WHAT NEEDS TO BE DONE -> Determine the number of lines containing the word "Random", and state that figure alone.

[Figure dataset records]
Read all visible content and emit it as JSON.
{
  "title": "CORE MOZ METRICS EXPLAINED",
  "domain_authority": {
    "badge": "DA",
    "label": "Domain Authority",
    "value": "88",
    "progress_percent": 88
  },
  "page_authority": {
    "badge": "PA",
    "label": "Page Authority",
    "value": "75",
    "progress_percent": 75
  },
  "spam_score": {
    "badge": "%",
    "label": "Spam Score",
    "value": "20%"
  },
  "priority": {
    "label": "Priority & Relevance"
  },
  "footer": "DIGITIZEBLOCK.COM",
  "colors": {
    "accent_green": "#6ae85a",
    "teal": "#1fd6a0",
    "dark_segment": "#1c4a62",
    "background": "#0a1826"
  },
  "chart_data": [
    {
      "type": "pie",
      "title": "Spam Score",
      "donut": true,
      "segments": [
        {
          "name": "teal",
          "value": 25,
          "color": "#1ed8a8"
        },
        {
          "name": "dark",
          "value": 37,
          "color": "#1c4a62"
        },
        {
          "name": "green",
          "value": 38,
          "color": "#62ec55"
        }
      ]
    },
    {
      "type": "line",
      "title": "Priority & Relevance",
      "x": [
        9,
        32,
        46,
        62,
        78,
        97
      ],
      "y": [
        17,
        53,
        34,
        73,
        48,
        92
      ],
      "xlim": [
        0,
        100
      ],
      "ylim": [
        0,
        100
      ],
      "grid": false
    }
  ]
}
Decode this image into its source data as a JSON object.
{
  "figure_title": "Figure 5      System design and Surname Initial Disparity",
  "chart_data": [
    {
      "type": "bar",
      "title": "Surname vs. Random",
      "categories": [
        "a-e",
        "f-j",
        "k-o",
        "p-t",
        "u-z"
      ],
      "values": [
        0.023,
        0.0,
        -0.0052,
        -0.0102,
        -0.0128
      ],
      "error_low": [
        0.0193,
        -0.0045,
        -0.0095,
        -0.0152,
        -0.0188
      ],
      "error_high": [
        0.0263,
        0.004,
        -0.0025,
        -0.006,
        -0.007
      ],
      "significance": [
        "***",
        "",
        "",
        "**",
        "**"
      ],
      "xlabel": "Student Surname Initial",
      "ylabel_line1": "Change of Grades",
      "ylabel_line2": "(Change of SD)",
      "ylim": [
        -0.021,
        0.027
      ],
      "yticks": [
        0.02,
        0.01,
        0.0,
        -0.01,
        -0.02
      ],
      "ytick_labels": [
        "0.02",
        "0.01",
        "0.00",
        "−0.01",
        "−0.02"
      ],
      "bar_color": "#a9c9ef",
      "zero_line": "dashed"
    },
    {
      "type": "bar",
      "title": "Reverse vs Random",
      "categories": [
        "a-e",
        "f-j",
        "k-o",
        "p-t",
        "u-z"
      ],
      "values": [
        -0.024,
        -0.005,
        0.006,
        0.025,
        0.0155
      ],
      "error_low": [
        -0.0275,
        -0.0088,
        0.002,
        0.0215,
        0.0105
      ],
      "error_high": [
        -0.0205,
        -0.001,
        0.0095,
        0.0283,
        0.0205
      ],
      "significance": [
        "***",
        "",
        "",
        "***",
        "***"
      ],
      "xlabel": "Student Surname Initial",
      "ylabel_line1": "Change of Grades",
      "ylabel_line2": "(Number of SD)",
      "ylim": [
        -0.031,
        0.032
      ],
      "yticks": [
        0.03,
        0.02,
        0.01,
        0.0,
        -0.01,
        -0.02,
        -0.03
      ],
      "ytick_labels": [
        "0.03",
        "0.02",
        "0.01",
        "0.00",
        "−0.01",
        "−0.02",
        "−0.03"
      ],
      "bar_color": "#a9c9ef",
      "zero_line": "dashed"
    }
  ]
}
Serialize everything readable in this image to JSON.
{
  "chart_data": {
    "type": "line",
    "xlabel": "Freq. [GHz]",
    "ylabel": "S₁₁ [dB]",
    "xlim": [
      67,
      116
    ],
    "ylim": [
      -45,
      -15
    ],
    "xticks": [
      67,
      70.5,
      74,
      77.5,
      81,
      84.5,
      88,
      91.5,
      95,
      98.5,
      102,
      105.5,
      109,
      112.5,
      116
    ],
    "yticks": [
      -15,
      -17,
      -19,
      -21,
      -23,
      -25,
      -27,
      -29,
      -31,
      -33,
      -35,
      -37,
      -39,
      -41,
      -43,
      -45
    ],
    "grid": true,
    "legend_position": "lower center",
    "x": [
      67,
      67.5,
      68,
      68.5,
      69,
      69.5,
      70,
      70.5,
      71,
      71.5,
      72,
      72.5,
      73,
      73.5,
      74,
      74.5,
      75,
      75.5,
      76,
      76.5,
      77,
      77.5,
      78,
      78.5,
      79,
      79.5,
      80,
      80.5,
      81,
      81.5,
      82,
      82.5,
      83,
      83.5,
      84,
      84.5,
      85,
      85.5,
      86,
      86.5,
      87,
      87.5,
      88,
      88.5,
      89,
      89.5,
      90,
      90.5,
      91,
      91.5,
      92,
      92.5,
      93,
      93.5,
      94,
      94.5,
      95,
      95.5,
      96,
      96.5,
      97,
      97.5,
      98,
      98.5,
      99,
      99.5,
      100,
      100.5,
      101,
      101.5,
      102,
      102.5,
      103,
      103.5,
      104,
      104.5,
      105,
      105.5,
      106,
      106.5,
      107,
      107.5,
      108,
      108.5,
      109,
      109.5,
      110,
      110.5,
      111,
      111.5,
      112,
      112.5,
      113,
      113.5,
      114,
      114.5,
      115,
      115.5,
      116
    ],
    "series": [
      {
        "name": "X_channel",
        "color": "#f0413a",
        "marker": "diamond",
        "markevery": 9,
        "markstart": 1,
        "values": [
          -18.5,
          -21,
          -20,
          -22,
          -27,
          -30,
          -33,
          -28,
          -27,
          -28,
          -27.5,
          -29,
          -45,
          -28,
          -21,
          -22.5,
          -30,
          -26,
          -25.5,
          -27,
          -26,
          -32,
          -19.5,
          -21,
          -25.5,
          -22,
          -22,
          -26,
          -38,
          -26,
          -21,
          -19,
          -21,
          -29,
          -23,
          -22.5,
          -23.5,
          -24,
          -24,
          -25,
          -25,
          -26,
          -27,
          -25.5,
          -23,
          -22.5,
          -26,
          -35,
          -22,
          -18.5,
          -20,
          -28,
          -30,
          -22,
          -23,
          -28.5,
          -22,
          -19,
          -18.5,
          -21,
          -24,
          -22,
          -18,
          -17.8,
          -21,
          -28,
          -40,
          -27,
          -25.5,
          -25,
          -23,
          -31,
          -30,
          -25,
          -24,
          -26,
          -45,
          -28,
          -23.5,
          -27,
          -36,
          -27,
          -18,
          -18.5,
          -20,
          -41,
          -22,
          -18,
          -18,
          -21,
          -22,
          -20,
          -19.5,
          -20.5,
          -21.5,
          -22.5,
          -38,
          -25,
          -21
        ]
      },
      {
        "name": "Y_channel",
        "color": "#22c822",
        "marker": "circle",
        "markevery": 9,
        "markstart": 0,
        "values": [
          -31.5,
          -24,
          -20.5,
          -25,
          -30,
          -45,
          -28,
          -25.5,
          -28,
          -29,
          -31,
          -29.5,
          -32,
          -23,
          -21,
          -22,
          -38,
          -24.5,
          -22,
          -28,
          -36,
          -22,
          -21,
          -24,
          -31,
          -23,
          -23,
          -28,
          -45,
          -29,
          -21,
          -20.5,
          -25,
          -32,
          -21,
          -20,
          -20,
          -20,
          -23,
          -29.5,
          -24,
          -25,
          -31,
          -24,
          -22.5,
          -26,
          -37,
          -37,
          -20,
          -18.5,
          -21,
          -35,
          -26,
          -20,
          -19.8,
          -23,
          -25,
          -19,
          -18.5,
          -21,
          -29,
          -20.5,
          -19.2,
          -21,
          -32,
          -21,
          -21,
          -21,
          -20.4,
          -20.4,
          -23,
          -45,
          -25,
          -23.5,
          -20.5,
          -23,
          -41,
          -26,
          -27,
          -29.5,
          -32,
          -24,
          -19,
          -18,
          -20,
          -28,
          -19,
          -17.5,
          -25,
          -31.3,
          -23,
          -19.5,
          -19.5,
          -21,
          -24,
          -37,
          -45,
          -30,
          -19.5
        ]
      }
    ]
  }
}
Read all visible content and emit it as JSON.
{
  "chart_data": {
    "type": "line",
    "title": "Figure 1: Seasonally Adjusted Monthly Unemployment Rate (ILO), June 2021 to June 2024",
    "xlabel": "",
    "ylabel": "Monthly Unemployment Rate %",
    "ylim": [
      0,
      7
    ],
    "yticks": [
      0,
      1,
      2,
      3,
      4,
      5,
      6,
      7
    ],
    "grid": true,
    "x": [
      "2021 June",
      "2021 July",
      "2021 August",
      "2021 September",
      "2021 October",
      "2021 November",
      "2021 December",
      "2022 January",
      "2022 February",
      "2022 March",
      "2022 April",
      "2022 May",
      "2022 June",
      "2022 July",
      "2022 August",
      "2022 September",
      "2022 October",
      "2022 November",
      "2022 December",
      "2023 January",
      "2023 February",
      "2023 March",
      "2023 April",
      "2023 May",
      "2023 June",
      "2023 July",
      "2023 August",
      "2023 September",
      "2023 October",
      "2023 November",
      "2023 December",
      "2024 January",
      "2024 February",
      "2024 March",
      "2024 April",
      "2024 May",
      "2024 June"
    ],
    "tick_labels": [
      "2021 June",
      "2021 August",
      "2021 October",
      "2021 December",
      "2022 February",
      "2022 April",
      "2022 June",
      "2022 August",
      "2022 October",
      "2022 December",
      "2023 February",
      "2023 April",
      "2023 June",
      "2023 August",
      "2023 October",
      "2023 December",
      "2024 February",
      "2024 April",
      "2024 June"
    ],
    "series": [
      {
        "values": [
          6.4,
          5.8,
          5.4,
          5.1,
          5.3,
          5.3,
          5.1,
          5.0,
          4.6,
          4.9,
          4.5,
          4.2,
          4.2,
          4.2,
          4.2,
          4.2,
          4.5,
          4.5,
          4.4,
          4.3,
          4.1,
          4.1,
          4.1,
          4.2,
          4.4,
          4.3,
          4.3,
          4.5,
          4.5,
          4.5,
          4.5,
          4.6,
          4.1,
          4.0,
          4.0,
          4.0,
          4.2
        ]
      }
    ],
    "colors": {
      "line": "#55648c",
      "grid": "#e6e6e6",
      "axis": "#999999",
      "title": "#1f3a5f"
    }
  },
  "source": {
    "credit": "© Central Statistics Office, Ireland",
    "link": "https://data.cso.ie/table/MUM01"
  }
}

ANSWER TO THE PROBLEM -> 2